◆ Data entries
'''

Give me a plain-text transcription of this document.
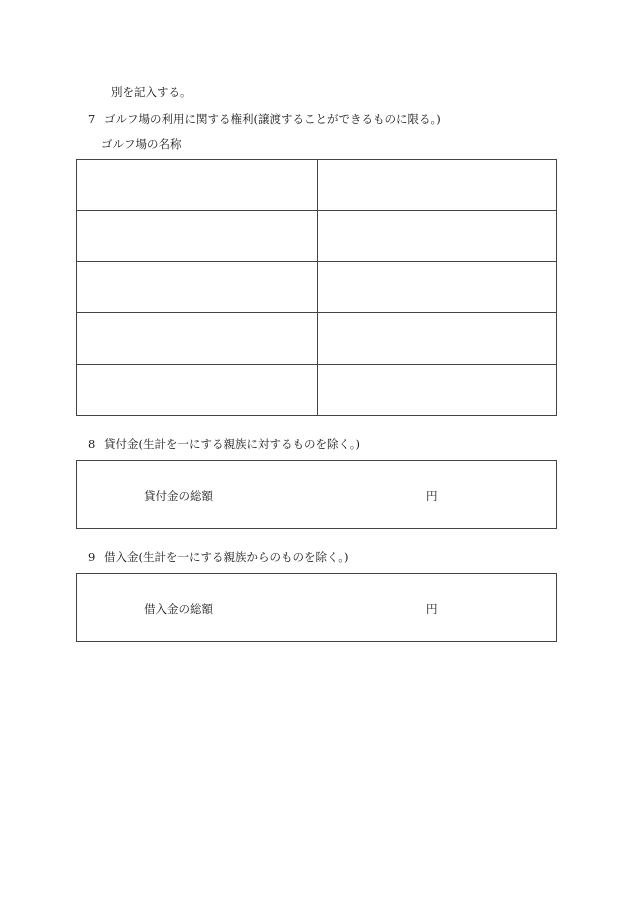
別を記入する。
7 ゴルフ場の利用に関する権利(譲渡することができるものに限る。)
ゴルフ場の名称
8 貸付金(生計を一にする親族に対するものを除く。)
貸付金の総額	円
9 借入金(生計を一にする親族からのものを除く。)
借入金の総額	円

'''

◆ Goal
Write out the data precisely as given, excluding the pictures.

◆ Reply
Give me a plain-text transcription of this document.
別を記入する。
7 ゴルフ場の利用に関する権利(譲渡することができるものに限る。)
ゴルフ場の名称
8 貸付金(生計を一にする親族に対するものを除く。)
貸付金の総額	円
9 借入金(生計を一にする親族からのものを除く。)
借入金の総額	円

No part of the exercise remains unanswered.